** start of Reading passage **

Modern economies can be categorized by three kinds of economic policies. The first is one in which the government owns the means of production, or socialism. The second is marked by substantial government regulation, or interventionism, where the government leaves production to the private sector, but tries to shape market outcomes with subsidies, taxes, licensing, price and quantity restrictions, standards of quality, safety, and health, nonwaivable worker and consumer rights, and other measures. The third is the free market, or laissez‐faire, where private property rights and freedom of contract alone provide the framework for the interaction among the many firms, consumers, and workers that comprise the economy. The relationship between libertarianism and laissez‐faire is a simple one: Laissez‐faire is the libertarian position on economic policy. Although most who regard themselves as libertarians admit exceptions, even the most moderate embrace a laissez‐faire economy as the benchmark of a free society.
There can be little doubt that a commitment to laissez‐faire is the most distinctive and controversial aspect of the libertarian program, at least in the democracies of North America and Western Europe. Although support for civil liberties is hardly unanimous in these countries, libertarian positions on personal freedom have considerable support from nonlibertarians across the political spectrum, and particularly from the left. In contrast, even in the United States, with a political culture that has traditionally been most market‐ friendly, laissez‐faire economic policy has few adherents. The politicians most critical of state ownership and regulation are primarily opponents of more state ownership and regulation, rather than proponents of the radical privatization and deregulation measures a true laissez‐faire system would require.

** end of Reading passage **

Requirement: Continue the passage above on libertarianism and laissez-faire economic policy, starting after its last sentence.

** start of Items **

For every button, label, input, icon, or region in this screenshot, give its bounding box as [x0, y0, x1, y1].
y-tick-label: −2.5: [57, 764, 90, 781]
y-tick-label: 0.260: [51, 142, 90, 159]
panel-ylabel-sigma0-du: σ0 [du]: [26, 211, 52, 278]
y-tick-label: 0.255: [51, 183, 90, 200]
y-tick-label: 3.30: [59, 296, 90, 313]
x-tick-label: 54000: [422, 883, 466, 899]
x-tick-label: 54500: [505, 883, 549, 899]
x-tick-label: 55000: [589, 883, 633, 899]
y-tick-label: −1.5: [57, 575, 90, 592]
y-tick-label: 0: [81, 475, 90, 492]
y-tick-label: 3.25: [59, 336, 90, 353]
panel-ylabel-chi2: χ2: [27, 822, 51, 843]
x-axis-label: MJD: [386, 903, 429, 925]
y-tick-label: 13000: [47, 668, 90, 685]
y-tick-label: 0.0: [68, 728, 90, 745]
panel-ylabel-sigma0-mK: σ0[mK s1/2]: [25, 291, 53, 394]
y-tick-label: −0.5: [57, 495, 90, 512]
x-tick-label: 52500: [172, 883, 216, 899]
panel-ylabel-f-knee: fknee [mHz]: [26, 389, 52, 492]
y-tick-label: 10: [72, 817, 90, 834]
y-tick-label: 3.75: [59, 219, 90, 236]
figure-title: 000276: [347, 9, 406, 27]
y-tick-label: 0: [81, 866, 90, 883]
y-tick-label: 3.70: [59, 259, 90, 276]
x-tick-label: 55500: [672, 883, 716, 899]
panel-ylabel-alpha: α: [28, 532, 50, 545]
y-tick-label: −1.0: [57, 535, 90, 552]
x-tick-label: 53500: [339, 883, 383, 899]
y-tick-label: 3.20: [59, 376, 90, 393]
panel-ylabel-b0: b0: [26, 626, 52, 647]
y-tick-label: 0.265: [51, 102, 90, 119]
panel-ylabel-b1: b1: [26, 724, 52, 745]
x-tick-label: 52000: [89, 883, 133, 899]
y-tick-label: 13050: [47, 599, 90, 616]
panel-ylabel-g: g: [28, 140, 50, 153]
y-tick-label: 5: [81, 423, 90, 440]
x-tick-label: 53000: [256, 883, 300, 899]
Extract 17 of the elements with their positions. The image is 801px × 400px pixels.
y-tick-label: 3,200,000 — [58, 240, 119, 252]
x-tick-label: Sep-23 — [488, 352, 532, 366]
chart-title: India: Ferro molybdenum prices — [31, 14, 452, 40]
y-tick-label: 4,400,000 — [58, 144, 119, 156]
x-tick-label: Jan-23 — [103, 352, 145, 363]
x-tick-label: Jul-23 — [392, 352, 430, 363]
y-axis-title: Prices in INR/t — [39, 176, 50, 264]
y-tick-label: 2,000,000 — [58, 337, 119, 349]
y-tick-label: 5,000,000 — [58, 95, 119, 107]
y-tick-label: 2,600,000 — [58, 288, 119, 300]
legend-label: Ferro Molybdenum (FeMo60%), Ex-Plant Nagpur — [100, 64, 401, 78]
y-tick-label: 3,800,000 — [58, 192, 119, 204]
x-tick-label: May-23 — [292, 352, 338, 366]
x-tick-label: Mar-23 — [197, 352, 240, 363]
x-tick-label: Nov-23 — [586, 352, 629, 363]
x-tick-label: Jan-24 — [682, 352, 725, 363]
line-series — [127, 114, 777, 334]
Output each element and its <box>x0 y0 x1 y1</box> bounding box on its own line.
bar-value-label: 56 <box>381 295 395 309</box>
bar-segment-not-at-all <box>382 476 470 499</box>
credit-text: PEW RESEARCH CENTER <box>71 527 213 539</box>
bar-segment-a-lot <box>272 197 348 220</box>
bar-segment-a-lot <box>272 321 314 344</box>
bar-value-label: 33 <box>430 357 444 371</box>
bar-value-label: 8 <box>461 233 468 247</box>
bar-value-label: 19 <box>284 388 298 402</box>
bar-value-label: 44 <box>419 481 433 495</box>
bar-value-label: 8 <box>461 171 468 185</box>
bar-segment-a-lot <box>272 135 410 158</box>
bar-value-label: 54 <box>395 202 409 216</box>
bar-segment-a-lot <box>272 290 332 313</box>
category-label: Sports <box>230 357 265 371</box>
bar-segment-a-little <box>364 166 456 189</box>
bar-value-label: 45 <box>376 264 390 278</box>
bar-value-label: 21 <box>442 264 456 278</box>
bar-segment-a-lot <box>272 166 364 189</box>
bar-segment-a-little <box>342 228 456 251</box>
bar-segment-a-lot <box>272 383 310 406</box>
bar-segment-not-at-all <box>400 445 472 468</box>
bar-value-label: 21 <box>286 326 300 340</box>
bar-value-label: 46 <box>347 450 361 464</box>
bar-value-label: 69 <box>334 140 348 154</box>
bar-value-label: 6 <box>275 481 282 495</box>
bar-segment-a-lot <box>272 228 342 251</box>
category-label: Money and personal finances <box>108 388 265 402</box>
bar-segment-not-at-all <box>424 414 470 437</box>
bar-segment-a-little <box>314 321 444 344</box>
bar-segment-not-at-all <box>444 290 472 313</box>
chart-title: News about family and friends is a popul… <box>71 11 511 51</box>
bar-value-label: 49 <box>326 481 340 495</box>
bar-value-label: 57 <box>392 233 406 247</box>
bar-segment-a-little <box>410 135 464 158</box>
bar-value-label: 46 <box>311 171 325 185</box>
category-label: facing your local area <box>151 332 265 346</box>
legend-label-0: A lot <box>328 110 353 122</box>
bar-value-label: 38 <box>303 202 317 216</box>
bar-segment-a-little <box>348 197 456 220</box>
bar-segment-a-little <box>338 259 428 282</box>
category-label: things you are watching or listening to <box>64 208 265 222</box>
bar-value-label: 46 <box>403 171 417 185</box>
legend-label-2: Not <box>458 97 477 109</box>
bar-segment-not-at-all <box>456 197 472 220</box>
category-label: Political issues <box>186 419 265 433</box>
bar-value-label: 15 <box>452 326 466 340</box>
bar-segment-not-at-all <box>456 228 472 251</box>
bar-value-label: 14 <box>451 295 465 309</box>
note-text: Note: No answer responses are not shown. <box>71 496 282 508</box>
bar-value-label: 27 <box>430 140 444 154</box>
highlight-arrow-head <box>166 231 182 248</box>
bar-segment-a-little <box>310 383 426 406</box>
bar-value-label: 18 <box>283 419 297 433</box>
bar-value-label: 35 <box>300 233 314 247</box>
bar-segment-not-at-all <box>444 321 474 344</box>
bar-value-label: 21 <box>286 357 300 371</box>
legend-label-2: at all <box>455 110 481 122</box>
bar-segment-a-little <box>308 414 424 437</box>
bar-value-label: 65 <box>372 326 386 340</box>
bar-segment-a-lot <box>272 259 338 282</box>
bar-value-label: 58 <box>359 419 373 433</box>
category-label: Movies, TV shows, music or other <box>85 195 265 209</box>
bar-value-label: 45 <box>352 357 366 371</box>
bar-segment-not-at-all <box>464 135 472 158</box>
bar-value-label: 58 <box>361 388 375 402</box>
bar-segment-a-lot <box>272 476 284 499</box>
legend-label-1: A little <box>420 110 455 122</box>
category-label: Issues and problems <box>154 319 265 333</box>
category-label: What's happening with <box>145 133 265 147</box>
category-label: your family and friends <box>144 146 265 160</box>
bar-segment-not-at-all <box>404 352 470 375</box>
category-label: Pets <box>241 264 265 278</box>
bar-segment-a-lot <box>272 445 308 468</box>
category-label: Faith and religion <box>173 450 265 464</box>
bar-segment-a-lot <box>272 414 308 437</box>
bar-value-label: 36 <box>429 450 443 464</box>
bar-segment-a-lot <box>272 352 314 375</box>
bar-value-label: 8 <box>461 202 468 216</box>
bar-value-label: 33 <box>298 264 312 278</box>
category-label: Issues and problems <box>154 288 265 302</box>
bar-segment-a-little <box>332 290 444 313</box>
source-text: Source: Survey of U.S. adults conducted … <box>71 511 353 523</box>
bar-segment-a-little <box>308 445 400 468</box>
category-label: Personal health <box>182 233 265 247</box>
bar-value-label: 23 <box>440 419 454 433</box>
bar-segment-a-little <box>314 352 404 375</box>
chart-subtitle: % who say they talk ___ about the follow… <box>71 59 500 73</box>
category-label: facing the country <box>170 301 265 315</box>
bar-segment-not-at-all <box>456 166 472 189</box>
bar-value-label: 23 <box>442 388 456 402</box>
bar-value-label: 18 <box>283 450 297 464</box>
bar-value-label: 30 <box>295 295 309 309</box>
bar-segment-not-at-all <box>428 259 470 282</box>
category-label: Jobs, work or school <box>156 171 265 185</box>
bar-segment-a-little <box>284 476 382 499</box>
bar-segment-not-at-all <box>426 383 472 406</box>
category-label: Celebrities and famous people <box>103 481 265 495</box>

** end of Items **

Output below:
Although laissez‐faire has often been equated with disorder and even lawlessness, this equivalence is, in fact, a caricature put forward by its critics. As Ludwig von Mises observed, “The alternative is not plan or no plan. The question is whose planning? Should each member of society plan for himself, or should a benevolent government alone plan for them all?” Laissez‐faire is as much defined by what it forbids as by what it allows. Under laissez‐faire, it would at once be legally permissible to use one’s own property however one desires and legally forbidden to use that property to harm others or to employ the property of others without their consent. Similarly, it would be legal for parties to make almost any voluntary contract they desired involving their own property and illegitimate to violate such a contract. In summary, a policy of laissez‐faire entails that individuals and voluntarily formed groups would have the liberty to use their own property, singly or conjointly, in any way they choose, always provided that they did not infringe these same rights of others.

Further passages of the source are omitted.